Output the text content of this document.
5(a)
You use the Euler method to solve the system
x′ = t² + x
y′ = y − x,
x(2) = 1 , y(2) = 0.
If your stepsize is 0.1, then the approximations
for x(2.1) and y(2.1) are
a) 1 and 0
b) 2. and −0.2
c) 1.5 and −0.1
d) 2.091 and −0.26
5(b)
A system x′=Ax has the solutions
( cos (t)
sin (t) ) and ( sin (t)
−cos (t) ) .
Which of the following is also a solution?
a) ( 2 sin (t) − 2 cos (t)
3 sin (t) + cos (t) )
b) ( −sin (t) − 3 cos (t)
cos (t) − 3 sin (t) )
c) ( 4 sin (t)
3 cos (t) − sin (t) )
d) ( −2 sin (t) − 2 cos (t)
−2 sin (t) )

★ ★ ★ ★ ★

→ Given request
Give back each line above precisely as it stands.

→ Output of the task
Output the text content of this document.
5(a)
You use the Euler method to solve the system
x′ = t² + x
y′ = y − x,
x(2) = 1 , y(2) = 0.
If your stepsize is 0.1, then the approximations
for x(2.1) and y(2.1) are
a) 1 and 0
b) 2. and −0.2
c) 1.5 and −0.1
d) 2.091 and −0.26
5(b)
A system x′=Ax has the solutions
( cos (t)
sin (t) ) and ( sin (t)
−cos (t) ) .
Which of the following is also a solution?
a) ( 2 sin (t) − 2 cos (t)
3 sin (t) + cos (t) )
b) ( −sin (t) − 3 cos (t)
cos (t) − 3 sin (t) )
c) ( 4 sin (t)
3 cos (t) − sin (t) )
d) ( −2 sin (t) − 2 cos (t)
−2 sin (t) )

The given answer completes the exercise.